Énoncé A ▸ Extrayez chaque ligne des entrées qui contient la chaîne « chart », en tenant compte de la casse.

☆ ☆ ☆

Un yacht comme une voiture blindée

En Guinée Bissau, presque voisine de la Côte d’Ivoire, le trafic a duré et perdure toujours, hélas. « En septembre 2019, 1,8 tonne de cocaïne a été découverte dans des sacs de farine sur un bateau au large de la côte atlantique de la Guinée-Bissau, en Afrique de l’Ouest. Une autre énorme saisie avait eu lieu dans le pays plus tôt cette année, lorsque 789 kilos de cocaïne ont été trouvés dans le faux fond d’un camion » écrit Slate. Le camion aussi j’avais évoqué ici son importance, comme j’avais évoqué ici le rôle des dirigeants du trafic du pays dont celui enfin arrêté le 15 septembre 2014, sur son yacht de 35 mètres  l’al-Saheli (aux vitres teintées comme les Mercedes de mafieux !) : Jose Americo Bubo Na Tchuto (ici à gauche) ancien responsable de la Marine du pays (contre-amiral). A lui seul, il aurait amassé entre 200 et 250 millions de dollars dans ses coffres. Emprisonné seulement 3 ans, au Etats-Unis (ce qui pose question !) il est sorti de prison en octobre 2016. Le yacht semblait bien avoir été le Texas Star II (ici à droite) du narco-trafiquant sud africain Paul Leroux, arrêté en 2012 au Liberia, saisi par les narcotiques US, rebaptisé uniquement pour l’occasion et déguisé en bateau panaméen !!! C’était un piège total monté par la DEA !

Un peu de champagne ?

☆ ☆ ☆

Énoncé B ▸
Répondez à ces questions d'après l'extrait présenté :
(i) Quelle quantité de cocaïne a été découverte en septembre 2019, et dans quoi était-elle dissimulée ?
(ii) Quelle est la longueur du yacht al-Saheli ?
(iii) À quelle date Jose Americo Bubo Na Tchuto est-il sorti de prison ?

Données fournies ▸
☆ ☆ ☆

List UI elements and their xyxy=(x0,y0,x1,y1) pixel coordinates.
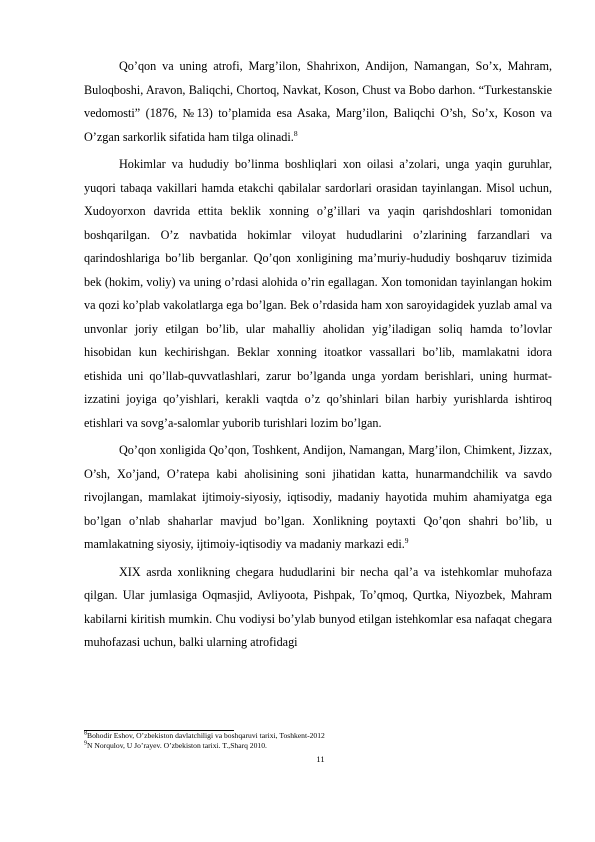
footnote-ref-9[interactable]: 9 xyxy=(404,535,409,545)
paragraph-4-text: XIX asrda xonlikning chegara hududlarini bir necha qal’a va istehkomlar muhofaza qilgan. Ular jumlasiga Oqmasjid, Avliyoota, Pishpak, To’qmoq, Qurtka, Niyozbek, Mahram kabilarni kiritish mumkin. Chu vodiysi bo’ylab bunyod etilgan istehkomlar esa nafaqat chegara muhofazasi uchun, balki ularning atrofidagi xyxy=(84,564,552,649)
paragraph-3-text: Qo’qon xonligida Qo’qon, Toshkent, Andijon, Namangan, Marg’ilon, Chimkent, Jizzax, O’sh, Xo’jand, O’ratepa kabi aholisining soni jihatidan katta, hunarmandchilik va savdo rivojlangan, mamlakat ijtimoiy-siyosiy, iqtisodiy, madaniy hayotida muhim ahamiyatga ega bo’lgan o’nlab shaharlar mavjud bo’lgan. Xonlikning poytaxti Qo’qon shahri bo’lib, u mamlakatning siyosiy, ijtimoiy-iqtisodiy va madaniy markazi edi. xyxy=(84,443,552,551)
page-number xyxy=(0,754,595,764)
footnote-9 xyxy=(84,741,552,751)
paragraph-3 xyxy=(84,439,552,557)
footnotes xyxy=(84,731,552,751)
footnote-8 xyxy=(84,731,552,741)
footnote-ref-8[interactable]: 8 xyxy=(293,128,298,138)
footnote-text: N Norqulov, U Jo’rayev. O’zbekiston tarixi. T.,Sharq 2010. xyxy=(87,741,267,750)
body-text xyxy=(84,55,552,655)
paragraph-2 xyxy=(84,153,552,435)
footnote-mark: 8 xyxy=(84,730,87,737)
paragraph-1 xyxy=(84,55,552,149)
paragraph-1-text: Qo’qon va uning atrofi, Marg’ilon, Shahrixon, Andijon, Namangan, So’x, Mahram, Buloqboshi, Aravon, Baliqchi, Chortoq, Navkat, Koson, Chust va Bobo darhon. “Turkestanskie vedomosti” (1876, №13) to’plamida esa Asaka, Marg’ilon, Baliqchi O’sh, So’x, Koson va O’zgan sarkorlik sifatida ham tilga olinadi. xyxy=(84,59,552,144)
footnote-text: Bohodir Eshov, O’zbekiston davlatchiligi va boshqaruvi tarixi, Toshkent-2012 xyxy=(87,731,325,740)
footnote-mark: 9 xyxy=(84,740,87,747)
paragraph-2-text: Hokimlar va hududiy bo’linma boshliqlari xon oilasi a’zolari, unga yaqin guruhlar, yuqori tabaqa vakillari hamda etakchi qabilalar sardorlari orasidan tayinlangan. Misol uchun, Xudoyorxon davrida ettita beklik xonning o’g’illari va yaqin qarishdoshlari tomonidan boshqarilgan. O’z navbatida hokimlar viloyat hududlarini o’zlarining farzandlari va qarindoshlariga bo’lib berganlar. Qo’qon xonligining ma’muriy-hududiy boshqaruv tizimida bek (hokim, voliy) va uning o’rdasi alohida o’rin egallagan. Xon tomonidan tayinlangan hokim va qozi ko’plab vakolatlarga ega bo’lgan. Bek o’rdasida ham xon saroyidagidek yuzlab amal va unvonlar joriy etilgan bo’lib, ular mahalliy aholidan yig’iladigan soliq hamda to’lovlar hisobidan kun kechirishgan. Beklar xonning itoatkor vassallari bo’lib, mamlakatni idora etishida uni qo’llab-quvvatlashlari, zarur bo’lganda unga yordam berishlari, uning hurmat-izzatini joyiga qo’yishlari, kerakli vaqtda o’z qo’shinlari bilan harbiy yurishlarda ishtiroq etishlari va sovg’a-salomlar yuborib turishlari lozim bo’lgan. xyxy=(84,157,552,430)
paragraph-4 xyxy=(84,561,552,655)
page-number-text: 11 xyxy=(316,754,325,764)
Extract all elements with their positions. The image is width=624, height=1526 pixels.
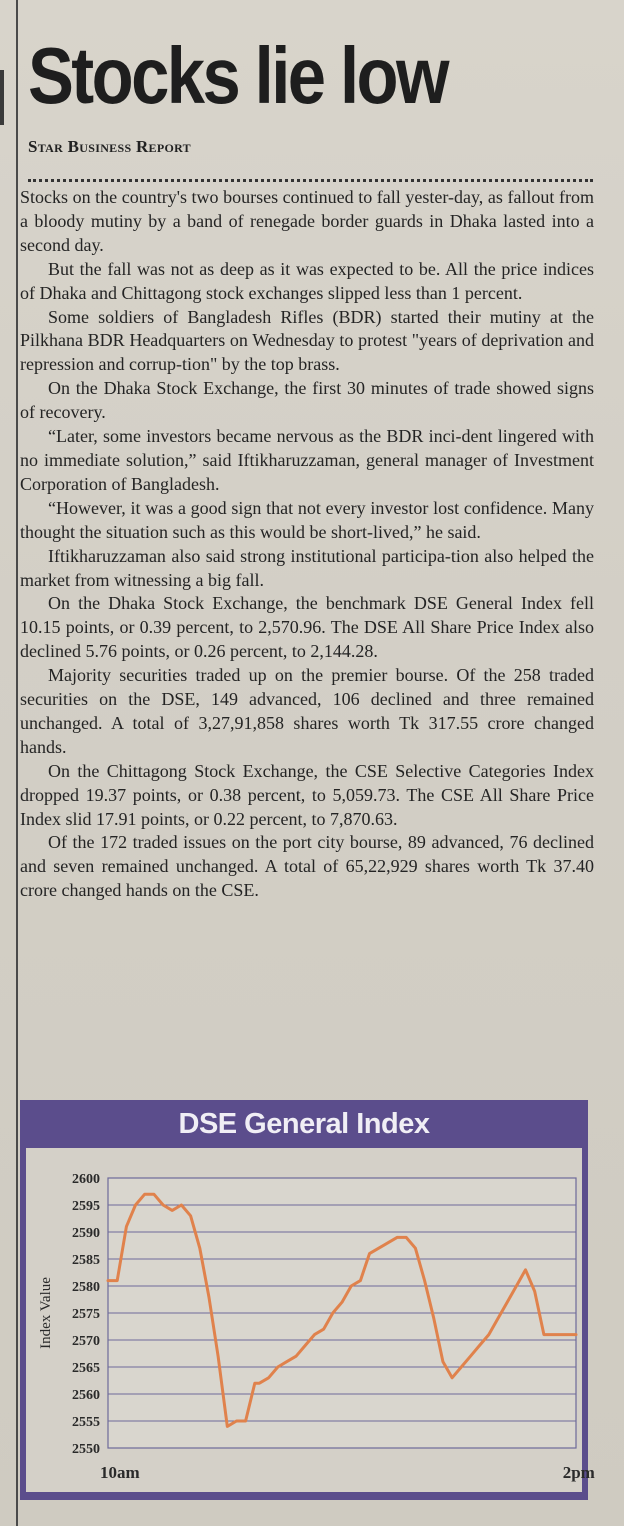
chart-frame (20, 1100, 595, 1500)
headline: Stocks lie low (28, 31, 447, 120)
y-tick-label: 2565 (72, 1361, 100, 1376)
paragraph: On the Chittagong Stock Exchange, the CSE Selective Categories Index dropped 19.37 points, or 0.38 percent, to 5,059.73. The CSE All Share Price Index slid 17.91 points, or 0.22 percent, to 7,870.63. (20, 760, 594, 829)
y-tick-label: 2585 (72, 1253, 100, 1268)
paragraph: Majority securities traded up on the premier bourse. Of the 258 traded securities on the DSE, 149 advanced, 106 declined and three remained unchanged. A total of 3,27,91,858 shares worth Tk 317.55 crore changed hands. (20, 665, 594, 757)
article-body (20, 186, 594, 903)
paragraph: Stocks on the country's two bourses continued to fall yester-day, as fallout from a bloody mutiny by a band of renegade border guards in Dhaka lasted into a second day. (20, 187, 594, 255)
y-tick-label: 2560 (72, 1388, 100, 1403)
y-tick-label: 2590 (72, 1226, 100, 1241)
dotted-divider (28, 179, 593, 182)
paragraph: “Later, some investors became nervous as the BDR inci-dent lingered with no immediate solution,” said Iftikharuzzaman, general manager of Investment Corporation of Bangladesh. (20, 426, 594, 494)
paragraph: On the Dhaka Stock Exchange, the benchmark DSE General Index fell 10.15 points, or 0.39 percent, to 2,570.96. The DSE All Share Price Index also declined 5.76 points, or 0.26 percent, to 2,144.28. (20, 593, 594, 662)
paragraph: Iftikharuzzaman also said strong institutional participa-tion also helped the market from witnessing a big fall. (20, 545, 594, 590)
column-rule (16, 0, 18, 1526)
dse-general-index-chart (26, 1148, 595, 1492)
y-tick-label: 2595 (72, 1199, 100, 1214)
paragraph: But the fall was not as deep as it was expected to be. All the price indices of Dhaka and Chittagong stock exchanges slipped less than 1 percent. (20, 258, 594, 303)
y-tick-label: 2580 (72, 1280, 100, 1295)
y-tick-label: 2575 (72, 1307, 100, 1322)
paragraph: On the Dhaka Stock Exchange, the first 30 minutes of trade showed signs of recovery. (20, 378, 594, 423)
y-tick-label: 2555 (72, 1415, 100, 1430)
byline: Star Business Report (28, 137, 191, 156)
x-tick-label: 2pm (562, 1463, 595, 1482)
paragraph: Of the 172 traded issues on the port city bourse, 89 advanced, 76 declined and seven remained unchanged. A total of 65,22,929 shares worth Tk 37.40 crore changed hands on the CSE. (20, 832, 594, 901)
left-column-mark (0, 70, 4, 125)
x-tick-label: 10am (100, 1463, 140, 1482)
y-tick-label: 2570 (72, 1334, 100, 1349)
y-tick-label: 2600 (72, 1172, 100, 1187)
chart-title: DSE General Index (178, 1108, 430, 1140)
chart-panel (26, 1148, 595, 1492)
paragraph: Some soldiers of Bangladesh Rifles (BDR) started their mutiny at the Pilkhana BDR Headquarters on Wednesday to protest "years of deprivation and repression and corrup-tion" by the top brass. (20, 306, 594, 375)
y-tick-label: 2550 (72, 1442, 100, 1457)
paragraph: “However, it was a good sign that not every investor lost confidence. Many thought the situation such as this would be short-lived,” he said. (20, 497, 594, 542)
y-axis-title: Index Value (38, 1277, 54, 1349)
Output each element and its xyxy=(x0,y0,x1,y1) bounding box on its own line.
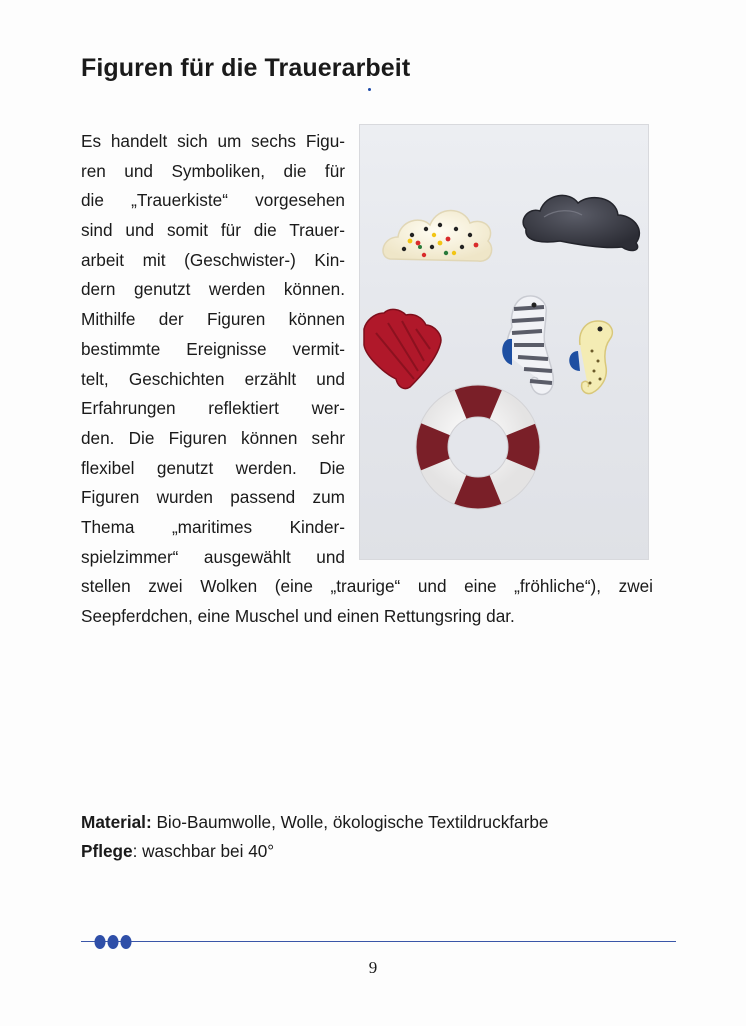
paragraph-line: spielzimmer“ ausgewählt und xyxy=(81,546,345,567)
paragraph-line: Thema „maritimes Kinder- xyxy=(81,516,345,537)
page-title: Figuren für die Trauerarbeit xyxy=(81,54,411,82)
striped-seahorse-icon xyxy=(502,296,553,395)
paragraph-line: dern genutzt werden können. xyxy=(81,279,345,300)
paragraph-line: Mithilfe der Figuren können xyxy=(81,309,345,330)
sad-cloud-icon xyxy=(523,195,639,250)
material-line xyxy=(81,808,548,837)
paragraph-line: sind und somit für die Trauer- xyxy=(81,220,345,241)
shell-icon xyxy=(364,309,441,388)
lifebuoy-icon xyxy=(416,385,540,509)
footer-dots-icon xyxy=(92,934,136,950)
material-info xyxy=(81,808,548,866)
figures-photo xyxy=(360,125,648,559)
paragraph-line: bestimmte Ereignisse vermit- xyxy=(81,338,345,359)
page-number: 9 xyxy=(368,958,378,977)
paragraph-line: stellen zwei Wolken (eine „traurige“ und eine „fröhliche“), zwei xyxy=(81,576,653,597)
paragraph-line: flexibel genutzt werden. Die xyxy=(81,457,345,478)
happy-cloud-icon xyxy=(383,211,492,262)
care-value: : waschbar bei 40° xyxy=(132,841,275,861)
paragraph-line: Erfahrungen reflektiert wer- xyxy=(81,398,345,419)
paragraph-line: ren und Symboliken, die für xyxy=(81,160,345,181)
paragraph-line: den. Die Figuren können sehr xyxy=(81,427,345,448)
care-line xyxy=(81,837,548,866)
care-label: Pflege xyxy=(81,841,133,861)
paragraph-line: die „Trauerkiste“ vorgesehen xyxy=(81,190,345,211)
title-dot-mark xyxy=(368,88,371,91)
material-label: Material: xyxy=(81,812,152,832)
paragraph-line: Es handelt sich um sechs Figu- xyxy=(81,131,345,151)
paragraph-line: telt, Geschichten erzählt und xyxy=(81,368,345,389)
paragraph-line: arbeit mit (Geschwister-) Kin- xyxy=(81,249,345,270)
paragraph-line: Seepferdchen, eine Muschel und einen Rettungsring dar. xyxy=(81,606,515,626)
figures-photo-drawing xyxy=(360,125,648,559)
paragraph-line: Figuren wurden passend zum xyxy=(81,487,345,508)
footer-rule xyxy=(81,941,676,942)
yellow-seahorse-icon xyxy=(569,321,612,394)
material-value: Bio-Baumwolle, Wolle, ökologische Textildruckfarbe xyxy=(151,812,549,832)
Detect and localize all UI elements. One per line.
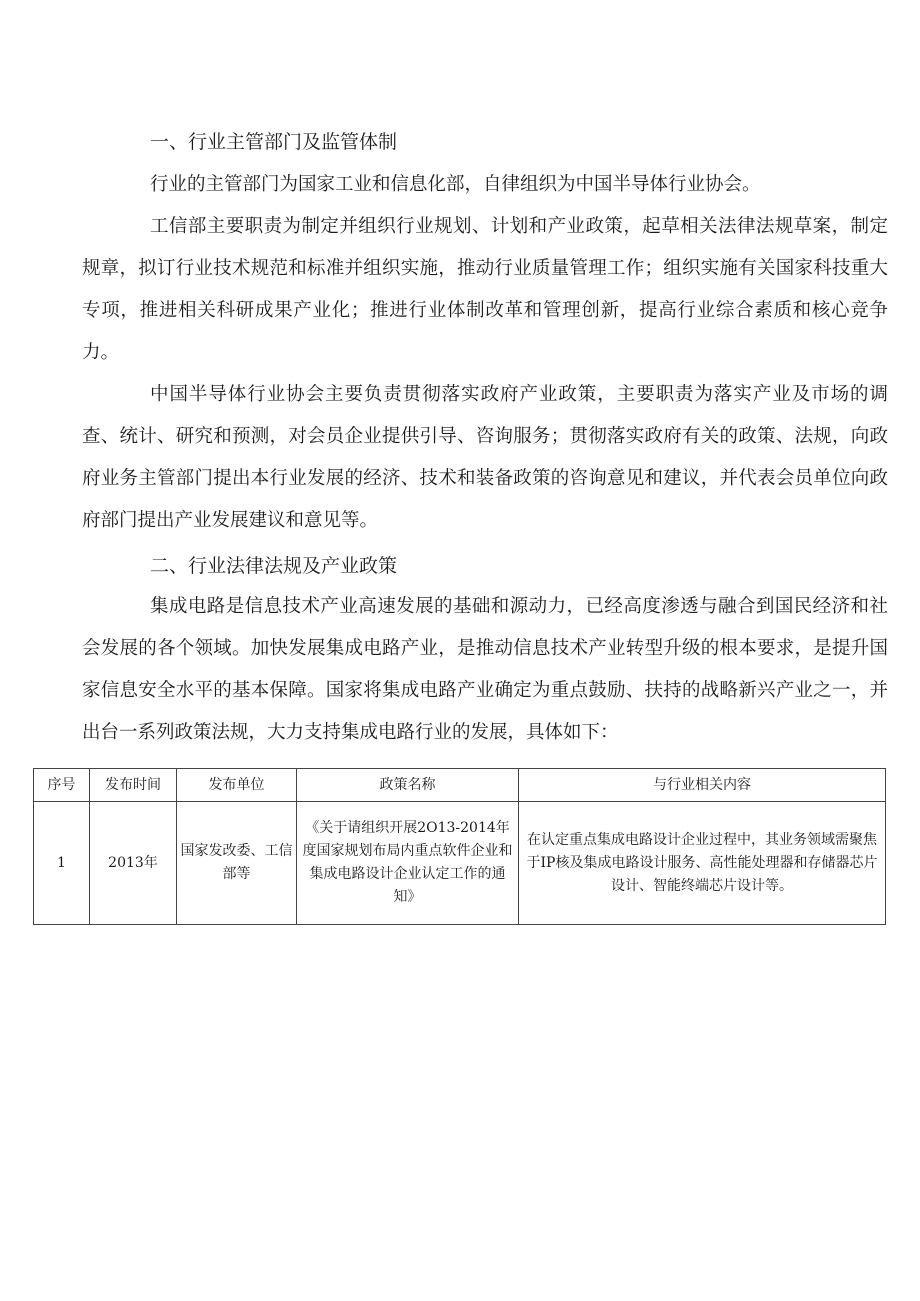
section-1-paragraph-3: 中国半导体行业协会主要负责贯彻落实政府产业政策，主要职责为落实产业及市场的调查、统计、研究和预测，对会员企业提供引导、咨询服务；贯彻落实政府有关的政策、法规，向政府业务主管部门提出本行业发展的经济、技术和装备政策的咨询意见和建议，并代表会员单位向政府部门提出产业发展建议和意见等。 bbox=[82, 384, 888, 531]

☆ ☆ ☆

Réponse A ▸
chart-frame (20, 1100, 595, 1500)
dse-general-index-chart (26, 1148, 595, 1492)
chart-title: DSE General Index (178, 1108, 430, 1140)
chart-panel (26, 1148, 595, 1492)

Réponse B ▸
(i) 1,8 tonne, dans des sacs de farine sur un bateau.
(ii) 35 mètres.
(iii) En octobre 2016.